**** Data entries ****
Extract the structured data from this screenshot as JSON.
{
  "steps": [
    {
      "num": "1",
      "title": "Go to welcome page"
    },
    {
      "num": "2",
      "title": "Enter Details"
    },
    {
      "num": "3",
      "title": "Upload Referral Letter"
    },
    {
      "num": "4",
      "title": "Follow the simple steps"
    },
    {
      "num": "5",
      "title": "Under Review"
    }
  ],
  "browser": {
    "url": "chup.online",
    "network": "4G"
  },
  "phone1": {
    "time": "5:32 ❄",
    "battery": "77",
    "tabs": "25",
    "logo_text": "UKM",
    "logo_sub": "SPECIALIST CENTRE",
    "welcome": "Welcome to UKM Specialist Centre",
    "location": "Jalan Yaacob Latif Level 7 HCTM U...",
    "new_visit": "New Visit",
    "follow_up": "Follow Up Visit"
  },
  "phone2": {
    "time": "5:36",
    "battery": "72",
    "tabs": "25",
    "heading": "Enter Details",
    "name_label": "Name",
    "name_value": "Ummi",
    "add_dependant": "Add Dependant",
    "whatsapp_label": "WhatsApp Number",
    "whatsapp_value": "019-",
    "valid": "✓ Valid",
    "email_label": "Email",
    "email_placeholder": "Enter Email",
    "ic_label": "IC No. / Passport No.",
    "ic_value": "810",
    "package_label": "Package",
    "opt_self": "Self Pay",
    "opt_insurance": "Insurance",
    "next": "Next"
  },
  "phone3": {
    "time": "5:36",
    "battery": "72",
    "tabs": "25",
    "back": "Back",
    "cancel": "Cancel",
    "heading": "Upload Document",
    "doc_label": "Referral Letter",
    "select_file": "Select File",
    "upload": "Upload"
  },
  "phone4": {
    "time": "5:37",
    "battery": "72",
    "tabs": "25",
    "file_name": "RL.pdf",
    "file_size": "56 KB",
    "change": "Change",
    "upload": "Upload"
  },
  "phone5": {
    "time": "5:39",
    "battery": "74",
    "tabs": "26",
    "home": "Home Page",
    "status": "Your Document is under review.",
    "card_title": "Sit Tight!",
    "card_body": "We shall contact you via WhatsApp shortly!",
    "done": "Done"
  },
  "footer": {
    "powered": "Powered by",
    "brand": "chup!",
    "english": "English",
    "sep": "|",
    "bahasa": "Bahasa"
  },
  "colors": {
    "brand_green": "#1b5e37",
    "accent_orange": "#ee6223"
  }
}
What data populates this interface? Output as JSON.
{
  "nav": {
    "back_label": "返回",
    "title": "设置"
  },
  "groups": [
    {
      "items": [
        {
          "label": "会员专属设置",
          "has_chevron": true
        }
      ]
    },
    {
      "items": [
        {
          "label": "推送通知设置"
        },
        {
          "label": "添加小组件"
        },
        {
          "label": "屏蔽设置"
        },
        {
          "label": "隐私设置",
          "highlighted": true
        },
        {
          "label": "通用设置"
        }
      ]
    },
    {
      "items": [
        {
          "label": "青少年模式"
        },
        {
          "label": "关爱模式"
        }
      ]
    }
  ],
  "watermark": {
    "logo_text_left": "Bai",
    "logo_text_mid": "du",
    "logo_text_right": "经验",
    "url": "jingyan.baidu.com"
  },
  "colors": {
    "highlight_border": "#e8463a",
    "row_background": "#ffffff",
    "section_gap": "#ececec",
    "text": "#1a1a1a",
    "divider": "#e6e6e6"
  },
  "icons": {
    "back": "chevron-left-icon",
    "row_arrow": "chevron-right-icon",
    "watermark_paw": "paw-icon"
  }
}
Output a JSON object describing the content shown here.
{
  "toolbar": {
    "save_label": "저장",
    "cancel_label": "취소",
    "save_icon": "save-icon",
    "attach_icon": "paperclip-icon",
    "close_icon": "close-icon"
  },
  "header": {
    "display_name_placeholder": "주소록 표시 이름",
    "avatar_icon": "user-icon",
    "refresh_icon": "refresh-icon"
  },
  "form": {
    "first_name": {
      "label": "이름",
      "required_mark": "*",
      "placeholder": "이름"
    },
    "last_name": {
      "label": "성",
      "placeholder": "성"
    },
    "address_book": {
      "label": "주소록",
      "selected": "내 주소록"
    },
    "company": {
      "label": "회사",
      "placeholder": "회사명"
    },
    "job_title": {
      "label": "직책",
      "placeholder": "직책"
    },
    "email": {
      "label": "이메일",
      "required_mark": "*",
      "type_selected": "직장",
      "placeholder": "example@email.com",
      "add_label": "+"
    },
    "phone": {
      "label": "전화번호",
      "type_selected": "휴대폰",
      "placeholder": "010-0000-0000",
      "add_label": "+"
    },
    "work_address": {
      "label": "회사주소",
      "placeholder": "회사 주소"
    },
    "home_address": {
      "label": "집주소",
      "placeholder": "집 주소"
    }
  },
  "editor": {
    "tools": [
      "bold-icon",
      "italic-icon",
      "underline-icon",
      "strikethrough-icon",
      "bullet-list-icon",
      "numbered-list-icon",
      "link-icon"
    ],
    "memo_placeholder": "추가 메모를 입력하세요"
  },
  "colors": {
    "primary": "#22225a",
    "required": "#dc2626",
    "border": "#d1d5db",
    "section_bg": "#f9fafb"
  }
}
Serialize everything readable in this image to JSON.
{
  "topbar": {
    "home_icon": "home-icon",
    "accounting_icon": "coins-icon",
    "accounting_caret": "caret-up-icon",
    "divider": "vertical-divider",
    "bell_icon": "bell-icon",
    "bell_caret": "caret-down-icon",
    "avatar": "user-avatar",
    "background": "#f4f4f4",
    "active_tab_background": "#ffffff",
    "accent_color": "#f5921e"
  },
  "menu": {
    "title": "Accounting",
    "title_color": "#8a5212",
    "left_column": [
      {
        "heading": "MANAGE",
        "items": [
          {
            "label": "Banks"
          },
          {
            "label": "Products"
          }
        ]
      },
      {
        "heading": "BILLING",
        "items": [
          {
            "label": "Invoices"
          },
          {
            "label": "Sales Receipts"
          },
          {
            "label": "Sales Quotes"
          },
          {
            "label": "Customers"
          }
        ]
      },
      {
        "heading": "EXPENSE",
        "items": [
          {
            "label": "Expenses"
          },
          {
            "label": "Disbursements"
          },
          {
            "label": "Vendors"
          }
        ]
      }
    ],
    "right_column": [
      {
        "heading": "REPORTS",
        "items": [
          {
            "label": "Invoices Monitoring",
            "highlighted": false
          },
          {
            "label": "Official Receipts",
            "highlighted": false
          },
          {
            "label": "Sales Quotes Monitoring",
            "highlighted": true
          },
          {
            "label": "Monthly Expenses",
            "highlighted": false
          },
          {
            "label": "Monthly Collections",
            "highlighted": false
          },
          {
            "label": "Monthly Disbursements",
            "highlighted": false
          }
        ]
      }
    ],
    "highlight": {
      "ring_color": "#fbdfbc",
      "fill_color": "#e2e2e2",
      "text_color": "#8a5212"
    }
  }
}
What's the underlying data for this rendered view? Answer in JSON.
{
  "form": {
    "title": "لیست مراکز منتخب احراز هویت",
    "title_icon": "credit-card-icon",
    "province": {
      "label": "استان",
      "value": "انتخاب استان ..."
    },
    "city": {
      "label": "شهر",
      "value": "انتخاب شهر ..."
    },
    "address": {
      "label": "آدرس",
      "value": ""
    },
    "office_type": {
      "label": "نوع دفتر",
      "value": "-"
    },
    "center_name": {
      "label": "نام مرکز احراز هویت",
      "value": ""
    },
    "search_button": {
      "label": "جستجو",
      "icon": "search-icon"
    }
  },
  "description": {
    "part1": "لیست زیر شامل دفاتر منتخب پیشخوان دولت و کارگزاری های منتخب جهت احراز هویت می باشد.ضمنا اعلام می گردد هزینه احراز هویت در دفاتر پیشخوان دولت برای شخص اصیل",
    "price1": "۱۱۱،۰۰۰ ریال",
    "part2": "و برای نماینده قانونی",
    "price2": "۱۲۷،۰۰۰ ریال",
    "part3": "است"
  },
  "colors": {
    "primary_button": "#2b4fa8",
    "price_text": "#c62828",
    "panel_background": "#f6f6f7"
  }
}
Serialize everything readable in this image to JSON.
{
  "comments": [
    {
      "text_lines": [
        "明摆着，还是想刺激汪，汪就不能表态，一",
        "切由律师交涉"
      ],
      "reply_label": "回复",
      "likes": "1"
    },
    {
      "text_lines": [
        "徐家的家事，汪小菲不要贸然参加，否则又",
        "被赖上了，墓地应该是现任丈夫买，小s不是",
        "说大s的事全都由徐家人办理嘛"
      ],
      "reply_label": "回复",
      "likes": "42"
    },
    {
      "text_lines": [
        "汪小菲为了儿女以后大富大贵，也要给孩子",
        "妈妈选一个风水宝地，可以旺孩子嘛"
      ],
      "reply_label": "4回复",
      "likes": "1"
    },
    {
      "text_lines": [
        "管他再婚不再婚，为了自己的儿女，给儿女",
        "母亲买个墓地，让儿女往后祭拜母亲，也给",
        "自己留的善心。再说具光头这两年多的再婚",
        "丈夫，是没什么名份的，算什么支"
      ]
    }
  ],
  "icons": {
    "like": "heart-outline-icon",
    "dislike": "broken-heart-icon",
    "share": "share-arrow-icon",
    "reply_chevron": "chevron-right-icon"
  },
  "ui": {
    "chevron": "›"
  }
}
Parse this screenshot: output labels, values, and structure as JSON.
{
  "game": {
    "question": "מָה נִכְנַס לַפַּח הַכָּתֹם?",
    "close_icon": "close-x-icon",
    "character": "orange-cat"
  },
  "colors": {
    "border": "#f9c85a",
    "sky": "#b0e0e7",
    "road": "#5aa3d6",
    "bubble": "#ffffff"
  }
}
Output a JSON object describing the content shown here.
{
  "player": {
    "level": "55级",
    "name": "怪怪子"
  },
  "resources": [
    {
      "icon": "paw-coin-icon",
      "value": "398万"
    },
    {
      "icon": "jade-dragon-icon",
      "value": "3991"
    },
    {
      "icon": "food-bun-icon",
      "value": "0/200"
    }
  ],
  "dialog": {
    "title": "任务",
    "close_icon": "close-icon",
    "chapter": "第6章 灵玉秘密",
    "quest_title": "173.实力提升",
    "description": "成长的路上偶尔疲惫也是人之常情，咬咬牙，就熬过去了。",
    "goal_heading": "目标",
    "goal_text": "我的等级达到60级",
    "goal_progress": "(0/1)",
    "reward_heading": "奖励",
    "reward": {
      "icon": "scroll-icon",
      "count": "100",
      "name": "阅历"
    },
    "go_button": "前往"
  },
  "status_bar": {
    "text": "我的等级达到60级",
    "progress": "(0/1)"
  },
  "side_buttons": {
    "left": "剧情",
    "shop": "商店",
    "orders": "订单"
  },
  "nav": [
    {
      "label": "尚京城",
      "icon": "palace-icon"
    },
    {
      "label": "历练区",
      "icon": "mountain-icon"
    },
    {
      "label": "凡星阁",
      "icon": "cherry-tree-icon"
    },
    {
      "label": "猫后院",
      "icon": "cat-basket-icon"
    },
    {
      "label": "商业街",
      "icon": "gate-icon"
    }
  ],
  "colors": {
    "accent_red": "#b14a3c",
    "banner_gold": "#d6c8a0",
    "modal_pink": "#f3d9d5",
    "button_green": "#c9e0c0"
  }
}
****
• Set task
Reply with one number only, the count of lines above that hold the string "برای".

• Exercise result
2